Excerpt from a dataset:
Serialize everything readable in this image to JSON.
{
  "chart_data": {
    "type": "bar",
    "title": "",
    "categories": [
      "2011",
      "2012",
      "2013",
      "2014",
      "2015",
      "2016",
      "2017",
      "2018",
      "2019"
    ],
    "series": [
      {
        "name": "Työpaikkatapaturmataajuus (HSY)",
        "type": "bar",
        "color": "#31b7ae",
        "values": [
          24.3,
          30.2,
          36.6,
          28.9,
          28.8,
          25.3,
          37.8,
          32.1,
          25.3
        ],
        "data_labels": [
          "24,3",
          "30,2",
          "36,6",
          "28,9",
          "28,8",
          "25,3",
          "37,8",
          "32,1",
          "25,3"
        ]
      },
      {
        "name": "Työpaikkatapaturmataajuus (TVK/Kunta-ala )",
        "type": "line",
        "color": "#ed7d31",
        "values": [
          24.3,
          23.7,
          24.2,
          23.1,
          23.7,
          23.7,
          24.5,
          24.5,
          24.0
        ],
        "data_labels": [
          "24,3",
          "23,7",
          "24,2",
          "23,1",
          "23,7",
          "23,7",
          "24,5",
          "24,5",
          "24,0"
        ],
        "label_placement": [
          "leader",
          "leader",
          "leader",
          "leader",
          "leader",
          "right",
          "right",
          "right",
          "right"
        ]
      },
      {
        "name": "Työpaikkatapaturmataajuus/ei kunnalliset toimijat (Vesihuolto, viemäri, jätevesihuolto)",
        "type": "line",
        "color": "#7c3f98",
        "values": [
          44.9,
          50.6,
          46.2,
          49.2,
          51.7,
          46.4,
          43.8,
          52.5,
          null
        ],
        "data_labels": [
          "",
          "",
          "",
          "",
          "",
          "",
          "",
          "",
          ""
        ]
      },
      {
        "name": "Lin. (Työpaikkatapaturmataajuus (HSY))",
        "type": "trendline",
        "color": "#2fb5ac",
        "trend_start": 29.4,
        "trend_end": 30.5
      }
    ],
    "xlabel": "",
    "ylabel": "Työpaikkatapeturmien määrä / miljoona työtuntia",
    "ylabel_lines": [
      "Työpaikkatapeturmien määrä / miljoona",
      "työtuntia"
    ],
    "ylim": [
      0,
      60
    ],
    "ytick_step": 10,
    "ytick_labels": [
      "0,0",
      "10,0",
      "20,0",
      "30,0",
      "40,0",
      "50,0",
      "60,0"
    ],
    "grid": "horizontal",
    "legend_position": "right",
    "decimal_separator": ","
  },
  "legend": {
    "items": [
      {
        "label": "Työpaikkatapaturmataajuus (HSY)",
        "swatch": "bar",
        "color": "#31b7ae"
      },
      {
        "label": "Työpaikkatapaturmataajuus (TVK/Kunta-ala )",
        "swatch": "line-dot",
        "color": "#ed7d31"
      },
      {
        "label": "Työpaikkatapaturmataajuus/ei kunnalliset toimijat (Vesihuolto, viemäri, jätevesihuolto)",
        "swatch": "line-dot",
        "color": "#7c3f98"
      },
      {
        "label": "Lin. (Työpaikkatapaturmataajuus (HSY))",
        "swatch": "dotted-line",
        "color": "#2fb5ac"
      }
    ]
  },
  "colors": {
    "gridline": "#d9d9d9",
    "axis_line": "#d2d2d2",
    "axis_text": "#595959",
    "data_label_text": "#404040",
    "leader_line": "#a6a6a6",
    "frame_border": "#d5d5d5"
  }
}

WORK TO DO -
Go through the records and gather the lines that hold "toimijat".

OUTPUT OF THE TASK -
        "name": "Työpaikkatapaturmataajuus/ei kunnalliset toimijat (Vesihuolto, viemäri, jätevesihuolto)",
        "label": "Työpaikkatapaturmataajuus/ei kunnalliset toimijat (Vesihuolto, viemäri, jätevesihuolto)",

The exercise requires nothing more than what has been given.